### What the exercise asks:
The full set of lines below has to be duplicated exactly, with no picture kept.

### The input:
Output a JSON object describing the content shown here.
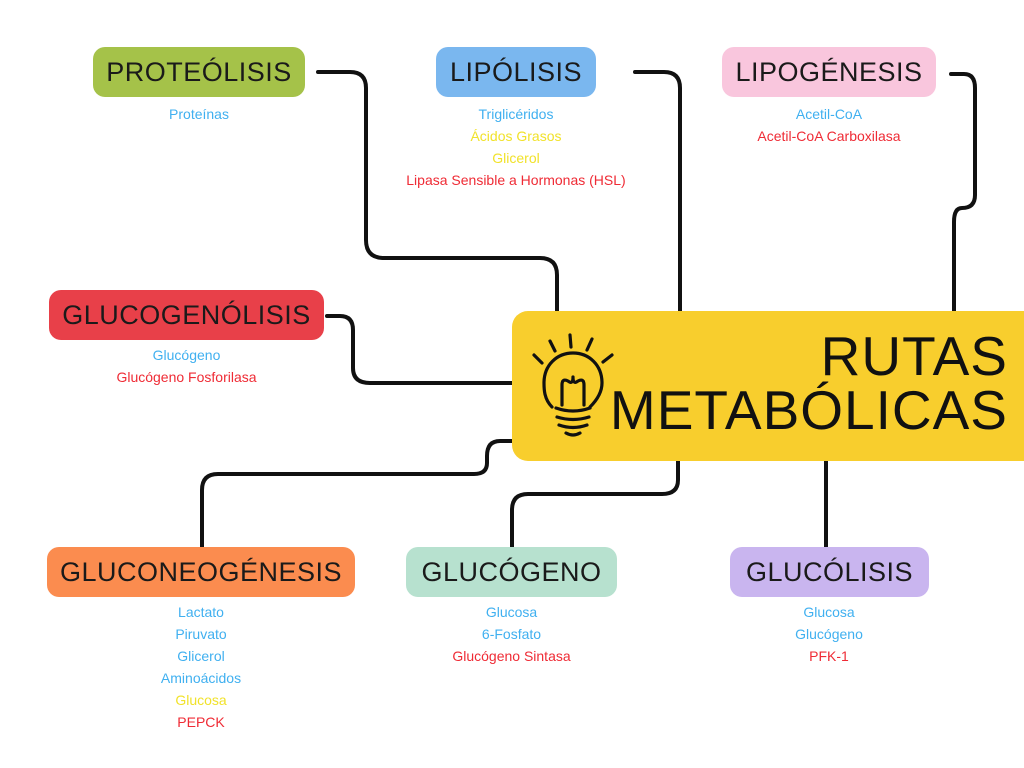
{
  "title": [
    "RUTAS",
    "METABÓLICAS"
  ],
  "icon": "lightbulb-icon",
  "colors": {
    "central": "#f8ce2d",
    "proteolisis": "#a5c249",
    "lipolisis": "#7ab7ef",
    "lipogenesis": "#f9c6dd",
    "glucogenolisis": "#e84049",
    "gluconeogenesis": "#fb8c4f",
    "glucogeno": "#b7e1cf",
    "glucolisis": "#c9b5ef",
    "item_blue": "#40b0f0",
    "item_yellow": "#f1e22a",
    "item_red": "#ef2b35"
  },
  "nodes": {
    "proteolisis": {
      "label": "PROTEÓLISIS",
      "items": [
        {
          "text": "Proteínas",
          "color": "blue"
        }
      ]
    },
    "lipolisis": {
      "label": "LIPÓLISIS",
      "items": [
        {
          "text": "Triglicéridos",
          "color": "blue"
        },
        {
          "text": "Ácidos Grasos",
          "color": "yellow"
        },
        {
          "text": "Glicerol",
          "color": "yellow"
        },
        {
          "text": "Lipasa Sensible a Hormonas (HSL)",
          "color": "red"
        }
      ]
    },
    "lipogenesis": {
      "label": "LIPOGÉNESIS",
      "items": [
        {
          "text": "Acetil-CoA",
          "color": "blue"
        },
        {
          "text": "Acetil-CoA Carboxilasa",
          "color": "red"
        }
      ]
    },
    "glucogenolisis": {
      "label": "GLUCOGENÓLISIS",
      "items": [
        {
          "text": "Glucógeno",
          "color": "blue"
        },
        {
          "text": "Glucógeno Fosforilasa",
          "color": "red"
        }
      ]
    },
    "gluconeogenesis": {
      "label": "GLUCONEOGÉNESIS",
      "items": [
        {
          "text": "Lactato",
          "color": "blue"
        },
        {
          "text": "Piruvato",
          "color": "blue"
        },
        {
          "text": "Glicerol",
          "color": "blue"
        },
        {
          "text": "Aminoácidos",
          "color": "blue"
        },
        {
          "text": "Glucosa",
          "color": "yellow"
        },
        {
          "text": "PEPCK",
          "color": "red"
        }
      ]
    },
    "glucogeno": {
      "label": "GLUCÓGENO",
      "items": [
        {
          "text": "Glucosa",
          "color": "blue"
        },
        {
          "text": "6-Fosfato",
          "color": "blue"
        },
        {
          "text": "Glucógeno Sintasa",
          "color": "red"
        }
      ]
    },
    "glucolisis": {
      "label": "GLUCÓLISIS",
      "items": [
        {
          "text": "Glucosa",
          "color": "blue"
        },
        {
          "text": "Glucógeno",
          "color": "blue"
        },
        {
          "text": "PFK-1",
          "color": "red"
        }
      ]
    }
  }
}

### Task answer:
Output a JSON object describing the content shown here.
{
  "title": [
    "RUTAS",
    "METABÓLICAS"
  ],
  "icon": "lightbulb-icon",
  "colors": {
    "central": "#f8ce2d",
    "proteolisis": "#a5c249",
    "lipolisis": "#7ab7ef",
    "lipogenesis": "#f9c6dd",
    "glucogenolisis": "#e84049",
    "gluconeogenesis": "#fb8c4f",
    "glucogeno": "#b7e1cf",
    "glucolisis": "#c9b5ef",
    "item_blue": "#40b0f0",
    "item_yellow": "#f1e22a",
    "item_red": "#ef2b35"
  },
  "nodes": {
    "proteolisis": {
      "label": "PROTEÓLISIS",
      "items": [
        {
          "text": "Proteínas",
          "color": "blue"
        }
      ]
    },
    "lipolisis": {
      "label": "LIPÓLISIS",
      "items": [
        {
          "text": "Triglicéridos",
          "color": "blue"
        },
        {
          "text": "Ácidos Grasos",
          "color": "yellow"
        },
        {
          "text": "Glicerol",
          "color": "yellow"
        },
        {
          "text": "Lipasa Sensible a Hormonas (HSL)",
          "color": "red"
        }
      ]
    },
    "lipogenesis": {
      "label": "LIPOGÉNESIS",
      "items": [
        {
          "text": "Acetil-CoA",
          "color": "blue"
        },
        {
          "text": "Acetil-CoA Carboxilasa",
          "color": "red"
        }
      ]
    },
    "glucogenolisis": {
      "label": "GLUCOGENÓLISIS",
      "items": [
        {
          "text": "Glucógeno",
          "color": "blue"
        },
        {
          "text": "Glucógeno Fosforilasa",
          "color": "red"
        }
      ]
    },
    "gluconeogenesis": {
      "label": "GLUCONEOGÉNESIS",
      "items": [
        {
          "text": "Lactato",
          "color": "blue"
        },
        {
          "text": "Piruvato",
          "color": "blue"
        },
        {
          "text": "Glicerol",
          "color": "blue"
        },
        {
          "text": "Aminoácidos",
          "color": "blue"
        },
        {
          "text": "Glucosa",
          "color": "yellow"
        },
        {
          "text": "PEPCK",
          "color": "red"
        }
      ]
    },
    "glucogeno": {
      "label": "GLUCÓGENO",
      "items": [
        {
          "text": "Glucosa",
          "color": "blue"
        },
        {
          "text": "6-Fosfato",
          "color": "blue"
        },
        {
          "text": "Glucógeno Sintasa",
          "color": "red"
        }
      ]
    },
    "glucolisis": {
      "label": "GLUCÓLISIS",
      "items": [
        {
          "text": "Glucosa",
          "color": "blue"
        },
        {
          "text": "Glucógeno",
          "color": "blue"
        },
        {
          "text": "PFK-1",
          "color": "red"
        }
      ]
    }
  }
}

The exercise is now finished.